## Problem to work on
Print the listing in its entirety and exactly, leaving out images.
══ Provided information ══
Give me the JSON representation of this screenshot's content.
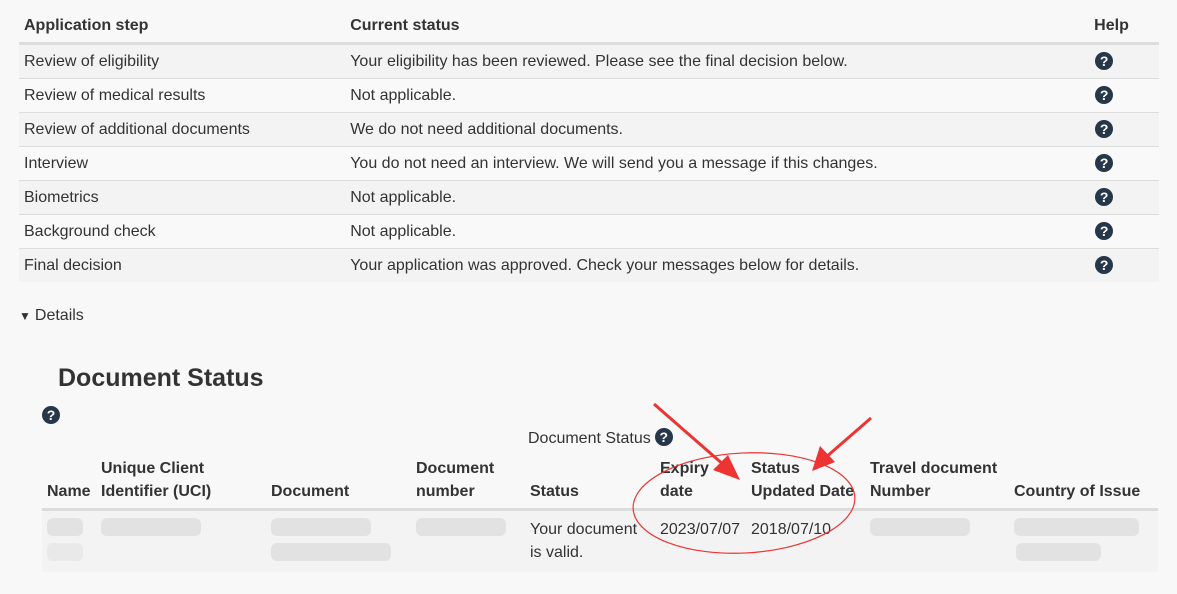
{
  "steps_table": {
    "headers": {
      "step": "Application step",
      "status": "Current status",
      "help": "Help"
    },
    "rows": [
      {
        "step": "Review of eligibility",
        "status": "Your eligibility has been reviewed. Please see the final decision below.",
        "help_icon": "?"
      },
      {
        "step": "Review of medical results",
        "status": "Not applicable.",
        "help_icon": "?"
      },
      {
        "step": "Review of additional documents",
        "status": "We do not need additional documents.",
        "help_icon": "?"
      },
      {
        "step": "Interview",
        "status": "You do not need an interview. We will send you a message if this changes.",
        "help_icon": "?"
      },
      {
        "step": "Biometrics",
        "status": "Not applicable.",
        "help_icon": "?"
      },
      {
        "step": "Background check",
        "status": "Not applicable.",
        "help_icon": "?"
      },
      {
        "step": "Final decision",
        "status": "Your application was approved. Check your messages below for details.",
        "help_icon": "?"
      }
    ]
  },
  "details": {
    "toggle_icon": "▼",
    "label": "Details"
  },
  "document_status": {
    "title": "Document Status",
    "help_icon": "?",
    "caption": "Document Status",
    "caption_help_icon": "?",
    "headers": {
      "name": "Name",
      "uci": "Unique Client Identifier (UCI)",
      "document": "Document",
      "document_number": "Document number",
      "status": "Status",
      "expiry_date": "Expiry date",
      "status_updated_date": "Status Updated Date",
      "travel_document_number": "Travel document Number",
      "country_of_issue": "Country of Issue"
    },
    "row": {
      "name": "[redacted]",
      "uci": "[redacted]",
      "document": "[redacted]",
      "document_number": "[redacted]",
      "status": "Your document is valid.",
      "expiry_date": "2023/07/07",
      "status_updated_date": "2018/07/10",
      "travel_document_number": "[redacted]",
      "country_of_issue": "[redacted]"
    }
  },
  "annotation": {
    "color": "#ee3333"
  }
}
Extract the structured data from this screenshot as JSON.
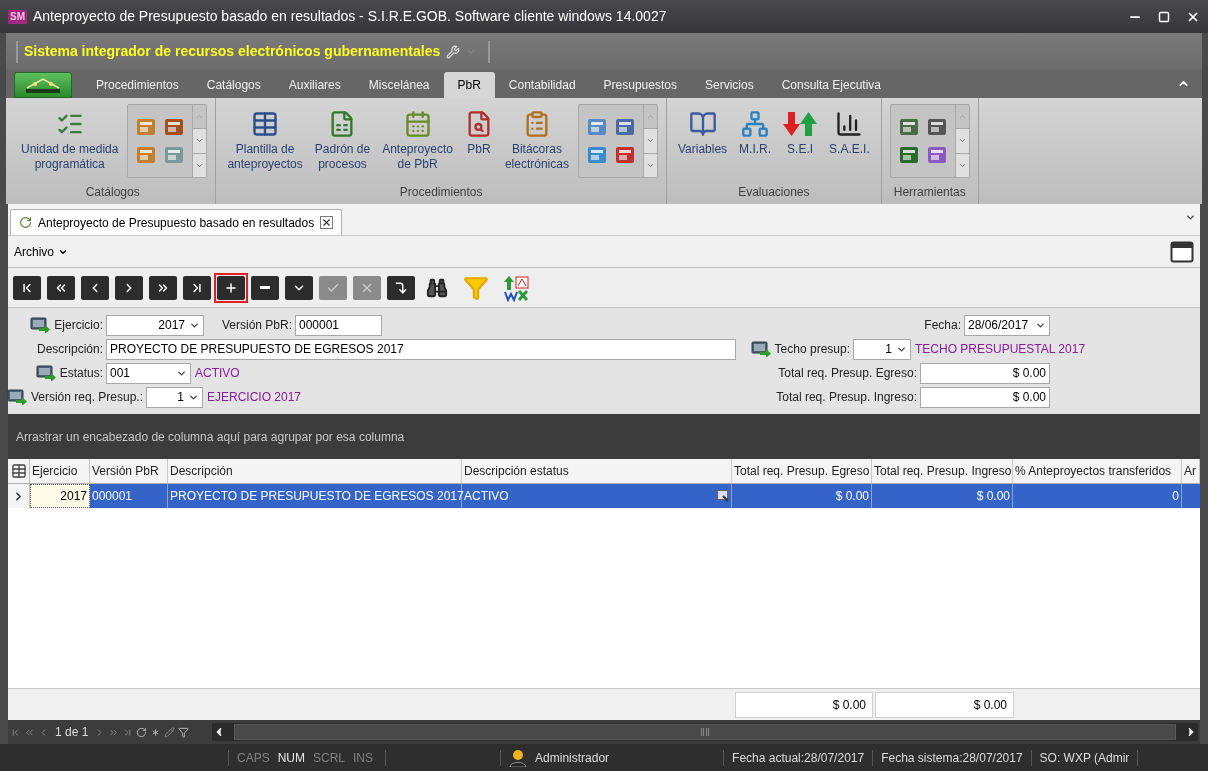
═══
## Full answer
Give me the JSON representation of this screenshot's content.
{
  "steps_table": {
    "headers": {
      "step": "Application step",
      "status": "Current status",
      "help": "Help"
    },
    "rows": [
      {
        "step": "Review of eligibility",
        "status": "Your eligibility has been reviewed. Please see the final decision below.",
        "help_icon": "?"
      },
      {
        "step": "Review of medical results",
        "status": "Not applicable.",
        "help_icon": "?"
      },
      {
        "step": "Review of additional documents",
        "status": "We do not need additional documents.",
        "help_icon": "?"
      },
      {
        "step": "Interview",
        "status": "You do not need an interview. We will send you a message if this changes.",
        "help_icon": "?"
      },
      {
        "step": "Biometrics",
        "status": "Not applicable.",
        "help_icon": "?"
      },
      {
        "step": "Background check",
        "status": "Not applicable.",
        "help_icon": "?"
      },
      {
        "step": "Final decision",
        "status": "Your application was approved. Check your messages below for details.",
        "help_icon": "?"
      }
    ]
  },
  "details": {
    "toggle_icon": "▼",
    "label": "Details"
  },
  "document_status": {
    "title": "Document Status",
    "help_icon": "?",
    "caption": "Document Status",
    "caption_help_icon": "?",
    "headers": {
      "name": "Name",
      "uci": "Unique Client Identifier (UCI)",
      "document": "Document",
      "document_number": "Document number",
      "status": "Status",
      "expiry_date": "Expiry date",
      "status_updated_date": "Status Updated Date",
      "travel_document_number": "Travel document Number",
      "country_of_issue": "Country of Issue"
    },
    "row": {
      "name": "[redacted]",
      "uci": "[redacted]",
      "document": "[redacted]",
      "document_number": "[redacted]",
      "status": "Your document is valid.",
      "expiry_date": "2023/07/07",
      "status_updated_date": "2018/07/10",
      "travel_document_number": "[redacted]",
      "country_of_issue": "[redacted]"
    }
  },
  "annotation": {
    "color": "#ee3333"
  }
}
Extract the structured data from this screenshot as JSON.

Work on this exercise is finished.